▶ WHAT IS REQUIRED
Present as a numbered list the lines running from the start of the material through the line containing "122, 67, 132]", including that line. Leave out any blank lines.

[Dataset excerpt]
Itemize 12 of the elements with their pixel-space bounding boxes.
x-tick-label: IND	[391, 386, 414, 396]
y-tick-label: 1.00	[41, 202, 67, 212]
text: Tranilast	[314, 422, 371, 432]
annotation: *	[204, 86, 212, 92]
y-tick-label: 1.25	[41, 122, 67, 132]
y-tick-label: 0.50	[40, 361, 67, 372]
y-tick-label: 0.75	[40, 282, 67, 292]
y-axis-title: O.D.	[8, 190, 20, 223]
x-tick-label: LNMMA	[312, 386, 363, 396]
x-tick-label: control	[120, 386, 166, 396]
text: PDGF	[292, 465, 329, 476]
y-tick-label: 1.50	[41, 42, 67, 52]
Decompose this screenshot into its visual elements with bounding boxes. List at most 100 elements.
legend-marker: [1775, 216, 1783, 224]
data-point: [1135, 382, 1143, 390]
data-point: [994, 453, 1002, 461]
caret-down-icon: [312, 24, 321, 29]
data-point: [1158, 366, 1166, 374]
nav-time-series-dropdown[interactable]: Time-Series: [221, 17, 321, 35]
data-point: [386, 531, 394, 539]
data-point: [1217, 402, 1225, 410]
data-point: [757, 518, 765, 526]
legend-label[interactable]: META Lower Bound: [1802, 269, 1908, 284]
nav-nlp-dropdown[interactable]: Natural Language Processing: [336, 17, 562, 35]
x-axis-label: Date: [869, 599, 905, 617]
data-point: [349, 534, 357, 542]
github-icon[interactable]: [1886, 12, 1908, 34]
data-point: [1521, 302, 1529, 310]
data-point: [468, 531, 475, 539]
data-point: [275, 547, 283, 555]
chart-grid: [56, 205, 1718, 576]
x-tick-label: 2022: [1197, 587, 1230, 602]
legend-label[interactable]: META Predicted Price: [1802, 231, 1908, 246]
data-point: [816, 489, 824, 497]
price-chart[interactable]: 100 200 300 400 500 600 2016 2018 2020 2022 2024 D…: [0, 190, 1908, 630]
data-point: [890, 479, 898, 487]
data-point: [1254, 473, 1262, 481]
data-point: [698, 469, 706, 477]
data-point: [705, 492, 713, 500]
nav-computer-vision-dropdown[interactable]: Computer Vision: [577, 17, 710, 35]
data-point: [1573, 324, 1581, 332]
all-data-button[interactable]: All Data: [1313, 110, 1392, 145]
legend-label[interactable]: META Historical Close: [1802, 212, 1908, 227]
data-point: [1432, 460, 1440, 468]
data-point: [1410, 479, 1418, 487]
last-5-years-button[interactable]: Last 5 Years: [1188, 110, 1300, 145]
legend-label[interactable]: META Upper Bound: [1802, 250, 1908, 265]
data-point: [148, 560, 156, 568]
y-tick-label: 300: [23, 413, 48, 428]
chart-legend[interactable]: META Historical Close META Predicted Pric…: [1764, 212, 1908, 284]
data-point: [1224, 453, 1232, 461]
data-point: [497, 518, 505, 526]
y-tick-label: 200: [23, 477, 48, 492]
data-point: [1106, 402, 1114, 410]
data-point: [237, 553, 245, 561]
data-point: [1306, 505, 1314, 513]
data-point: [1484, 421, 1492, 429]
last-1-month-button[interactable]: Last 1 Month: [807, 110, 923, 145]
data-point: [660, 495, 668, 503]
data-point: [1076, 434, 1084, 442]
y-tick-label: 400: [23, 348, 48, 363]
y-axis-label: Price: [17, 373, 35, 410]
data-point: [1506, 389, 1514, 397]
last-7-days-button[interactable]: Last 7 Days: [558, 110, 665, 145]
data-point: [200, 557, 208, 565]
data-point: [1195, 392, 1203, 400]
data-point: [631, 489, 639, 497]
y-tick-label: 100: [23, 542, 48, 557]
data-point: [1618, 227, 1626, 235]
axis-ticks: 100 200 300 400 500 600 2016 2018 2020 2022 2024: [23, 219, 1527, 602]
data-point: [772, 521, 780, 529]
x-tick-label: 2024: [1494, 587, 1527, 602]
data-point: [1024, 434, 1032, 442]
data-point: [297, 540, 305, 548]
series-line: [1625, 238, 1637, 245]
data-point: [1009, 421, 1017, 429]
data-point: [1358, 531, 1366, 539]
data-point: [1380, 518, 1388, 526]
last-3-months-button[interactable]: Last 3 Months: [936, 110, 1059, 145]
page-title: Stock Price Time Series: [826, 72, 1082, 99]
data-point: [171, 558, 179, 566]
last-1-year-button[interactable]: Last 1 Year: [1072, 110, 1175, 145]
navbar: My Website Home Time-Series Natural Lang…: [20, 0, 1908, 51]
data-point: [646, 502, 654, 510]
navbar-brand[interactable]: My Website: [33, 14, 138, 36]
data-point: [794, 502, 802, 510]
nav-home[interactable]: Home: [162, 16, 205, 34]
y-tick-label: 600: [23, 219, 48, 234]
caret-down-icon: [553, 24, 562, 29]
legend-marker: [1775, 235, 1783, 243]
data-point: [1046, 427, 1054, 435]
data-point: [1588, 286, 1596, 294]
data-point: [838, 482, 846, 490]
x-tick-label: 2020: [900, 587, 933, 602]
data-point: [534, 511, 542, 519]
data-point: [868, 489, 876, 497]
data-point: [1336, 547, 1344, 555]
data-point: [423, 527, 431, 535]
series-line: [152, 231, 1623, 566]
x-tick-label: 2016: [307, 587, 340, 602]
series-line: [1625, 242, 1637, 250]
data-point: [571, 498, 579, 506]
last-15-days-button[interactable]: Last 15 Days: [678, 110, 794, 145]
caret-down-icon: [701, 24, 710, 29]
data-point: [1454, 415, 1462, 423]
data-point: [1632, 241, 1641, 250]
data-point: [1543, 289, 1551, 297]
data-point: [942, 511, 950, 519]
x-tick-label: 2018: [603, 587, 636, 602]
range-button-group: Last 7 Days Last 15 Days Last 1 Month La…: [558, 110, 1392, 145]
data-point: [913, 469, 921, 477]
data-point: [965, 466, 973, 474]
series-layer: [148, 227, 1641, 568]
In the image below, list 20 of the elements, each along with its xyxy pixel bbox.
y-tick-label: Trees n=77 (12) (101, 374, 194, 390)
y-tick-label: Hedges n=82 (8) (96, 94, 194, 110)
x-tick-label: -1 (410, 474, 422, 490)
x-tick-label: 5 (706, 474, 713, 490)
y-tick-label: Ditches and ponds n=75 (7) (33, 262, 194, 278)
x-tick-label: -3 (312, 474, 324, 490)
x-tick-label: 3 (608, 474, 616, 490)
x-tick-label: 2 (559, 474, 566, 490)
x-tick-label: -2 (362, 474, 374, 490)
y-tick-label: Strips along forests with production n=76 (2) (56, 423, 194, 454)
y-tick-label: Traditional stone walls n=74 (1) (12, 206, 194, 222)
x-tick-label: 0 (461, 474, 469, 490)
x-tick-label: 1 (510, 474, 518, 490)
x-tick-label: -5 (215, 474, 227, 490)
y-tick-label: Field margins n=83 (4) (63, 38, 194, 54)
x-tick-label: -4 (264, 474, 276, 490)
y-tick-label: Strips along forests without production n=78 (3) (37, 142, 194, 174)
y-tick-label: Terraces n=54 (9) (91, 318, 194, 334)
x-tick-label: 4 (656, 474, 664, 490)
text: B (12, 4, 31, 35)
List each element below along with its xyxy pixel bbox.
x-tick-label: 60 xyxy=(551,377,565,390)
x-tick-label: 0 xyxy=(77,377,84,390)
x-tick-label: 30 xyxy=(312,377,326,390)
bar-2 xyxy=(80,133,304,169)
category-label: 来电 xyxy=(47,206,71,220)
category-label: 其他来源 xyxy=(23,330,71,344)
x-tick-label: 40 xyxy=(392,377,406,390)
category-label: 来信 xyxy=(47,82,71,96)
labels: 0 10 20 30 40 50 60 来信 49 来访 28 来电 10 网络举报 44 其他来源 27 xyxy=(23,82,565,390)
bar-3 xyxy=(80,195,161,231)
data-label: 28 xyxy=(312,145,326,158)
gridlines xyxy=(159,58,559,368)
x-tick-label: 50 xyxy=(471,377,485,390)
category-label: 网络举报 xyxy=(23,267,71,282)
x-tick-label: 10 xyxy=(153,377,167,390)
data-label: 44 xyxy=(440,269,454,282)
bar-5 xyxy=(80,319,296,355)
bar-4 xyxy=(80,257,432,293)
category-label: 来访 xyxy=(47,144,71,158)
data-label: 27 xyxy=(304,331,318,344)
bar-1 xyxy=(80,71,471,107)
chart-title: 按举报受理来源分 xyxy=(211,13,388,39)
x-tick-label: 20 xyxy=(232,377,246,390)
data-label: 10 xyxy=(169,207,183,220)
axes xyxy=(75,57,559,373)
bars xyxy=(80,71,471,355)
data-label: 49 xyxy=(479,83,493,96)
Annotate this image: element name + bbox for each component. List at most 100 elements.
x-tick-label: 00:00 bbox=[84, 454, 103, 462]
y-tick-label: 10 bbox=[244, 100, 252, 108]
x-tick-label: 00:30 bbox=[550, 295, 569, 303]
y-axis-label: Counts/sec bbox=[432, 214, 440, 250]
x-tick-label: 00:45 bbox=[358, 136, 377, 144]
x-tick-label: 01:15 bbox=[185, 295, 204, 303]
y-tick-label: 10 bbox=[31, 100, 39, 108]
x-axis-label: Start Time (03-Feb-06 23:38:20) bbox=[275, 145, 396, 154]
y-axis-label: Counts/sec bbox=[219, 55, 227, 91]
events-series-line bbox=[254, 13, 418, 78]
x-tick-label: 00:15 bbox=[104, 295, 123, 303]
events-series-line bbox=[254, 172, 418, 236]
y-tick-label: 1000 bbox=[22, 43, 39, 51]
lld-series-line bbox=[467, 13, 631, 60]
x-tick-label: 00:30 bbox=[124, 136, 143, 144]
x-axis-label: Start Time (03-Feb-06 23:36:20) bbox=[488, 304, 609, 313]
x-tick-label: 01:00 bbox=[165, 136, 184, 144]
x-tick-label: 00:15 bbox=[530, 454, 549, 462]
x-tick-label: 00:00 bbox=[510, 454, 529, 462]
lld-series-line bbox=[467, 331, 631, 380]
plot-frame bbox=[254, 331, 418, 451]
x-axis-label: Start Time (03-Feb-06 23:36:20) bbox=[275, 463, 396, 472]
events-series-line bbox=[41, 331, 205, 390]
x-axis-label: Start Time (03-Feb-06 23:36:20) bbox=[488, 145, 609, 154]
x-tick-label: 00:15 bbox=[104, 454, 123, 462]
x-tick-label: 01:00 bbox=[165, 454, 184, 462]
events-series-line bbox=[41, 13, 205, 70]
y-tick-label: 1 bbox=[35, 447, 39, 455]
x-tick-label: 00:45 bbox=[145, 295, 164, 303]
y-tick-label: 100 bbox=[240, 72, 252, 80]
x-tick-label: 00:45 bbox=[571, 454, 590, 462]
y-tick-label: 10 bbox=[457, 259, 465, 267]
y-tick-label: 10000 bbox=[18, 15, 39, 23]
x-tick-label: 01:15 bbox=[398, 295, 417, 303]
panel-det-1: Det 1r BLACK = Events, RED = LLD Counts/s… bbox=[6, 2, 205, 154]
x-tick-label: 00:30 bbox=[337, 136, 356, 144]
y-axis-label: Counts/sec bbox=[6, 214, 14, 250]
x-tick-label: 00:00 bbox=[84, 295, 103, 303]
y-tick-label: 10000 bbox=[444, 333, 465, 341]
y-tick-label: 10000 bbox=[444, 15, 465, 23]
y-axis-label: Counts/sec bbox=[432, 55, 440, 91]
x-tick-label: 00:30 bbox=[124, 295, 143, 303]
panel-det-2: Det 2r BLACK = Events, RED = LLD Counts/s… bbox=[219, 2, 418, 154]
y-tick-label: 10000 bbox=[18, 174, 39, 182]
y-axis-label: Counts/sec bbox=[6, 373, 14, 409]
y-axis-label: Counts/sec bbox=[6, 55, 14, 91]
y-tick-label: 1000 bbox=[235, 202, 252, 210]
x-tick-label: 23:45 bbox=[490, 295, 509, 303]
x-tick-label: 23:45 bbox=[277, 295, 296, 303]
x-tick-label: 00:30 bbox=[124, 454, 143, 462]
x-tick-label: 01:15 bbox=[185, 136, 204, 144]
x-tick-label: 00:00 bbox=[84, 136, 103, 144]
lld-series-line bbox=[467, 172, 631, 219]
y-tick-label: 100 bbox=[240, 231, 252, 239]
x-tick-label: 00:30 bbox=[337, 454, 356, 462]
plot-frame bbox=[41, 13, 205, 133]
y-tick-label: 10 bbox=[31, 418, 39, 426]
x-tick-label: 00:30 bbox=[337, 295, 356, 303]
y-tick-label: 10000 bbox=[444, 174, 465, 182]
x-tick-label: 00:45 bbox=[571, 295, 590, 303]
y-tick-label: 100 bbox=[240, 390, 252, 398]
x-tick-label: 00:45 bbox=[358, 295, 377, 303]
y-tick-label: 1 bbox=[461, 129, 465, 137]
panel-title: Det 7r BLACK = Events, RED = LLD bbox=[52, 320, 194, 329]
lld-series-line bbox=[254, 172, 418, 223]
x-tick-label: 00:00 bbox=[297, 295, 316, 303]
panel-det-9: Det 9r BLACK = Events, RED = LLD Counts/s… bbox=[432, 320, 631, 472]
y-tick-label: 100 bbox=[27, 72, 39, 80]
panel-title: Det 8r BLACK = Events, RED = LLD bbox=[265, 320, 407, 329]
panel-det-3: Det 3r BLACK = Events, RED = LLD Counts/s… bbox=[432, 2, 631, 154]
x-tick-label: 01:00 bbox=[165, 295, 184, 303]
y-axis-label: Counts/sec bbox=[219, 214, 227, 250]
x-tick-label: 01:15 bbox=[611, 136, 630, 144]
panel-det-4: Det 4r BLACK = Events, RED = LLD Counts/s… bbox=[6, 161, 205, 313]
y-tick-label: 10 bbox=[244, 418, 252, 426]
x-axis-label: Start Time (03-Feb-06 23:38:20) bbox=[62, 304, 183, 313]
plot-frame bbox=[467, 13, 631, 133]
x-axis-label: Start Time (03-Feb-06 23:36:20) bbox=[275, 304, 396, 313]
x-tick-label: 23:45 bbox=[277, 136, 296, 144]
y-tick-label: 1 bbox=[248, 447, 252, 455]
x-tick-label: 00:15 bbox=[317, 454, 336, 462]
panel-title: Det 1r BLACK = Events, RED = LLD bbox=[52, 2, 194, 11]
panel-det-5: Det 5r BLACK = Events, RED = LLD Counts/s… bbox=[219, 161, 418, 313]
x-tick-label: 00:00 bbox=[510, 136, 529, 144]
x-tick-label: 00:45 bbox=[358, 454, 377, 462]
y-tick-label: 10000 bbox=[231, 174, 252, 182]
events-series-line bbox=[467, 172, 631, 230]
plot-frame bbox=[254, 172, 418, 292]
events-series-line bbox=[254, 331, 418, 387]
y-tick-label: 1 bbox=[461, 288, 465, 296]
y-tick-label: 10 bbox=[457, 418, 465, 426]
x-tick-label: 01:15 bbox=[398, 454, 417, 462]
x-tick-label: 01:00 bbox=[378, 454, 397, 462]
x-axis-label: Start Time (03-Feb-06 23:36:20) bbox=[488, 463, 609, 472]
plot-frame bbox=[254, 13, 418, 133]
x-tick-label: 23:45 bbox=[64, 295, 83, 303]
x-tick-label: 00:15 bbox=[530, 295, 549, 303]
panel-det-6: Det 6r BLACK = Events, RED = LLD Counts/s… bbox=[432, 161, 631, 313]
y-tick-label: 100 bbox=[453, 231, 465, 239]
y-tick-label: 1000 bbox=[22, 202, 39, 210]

▶ RESULT OF THIS TASK
1. Itemize 12 of the elements with their pixel-space bounding boxes.
2. x-tick-label: IND	[391, 386, 414, 396]
3. y-tick-label: 1.00	[41, 202, 67, 212]
4. text: Tranilast	[314, 422, 371, 432]
5. annotation: *	[204, 86, 212, 92]
6. y-tick-label: 1.25	[41, 122, 67, 132]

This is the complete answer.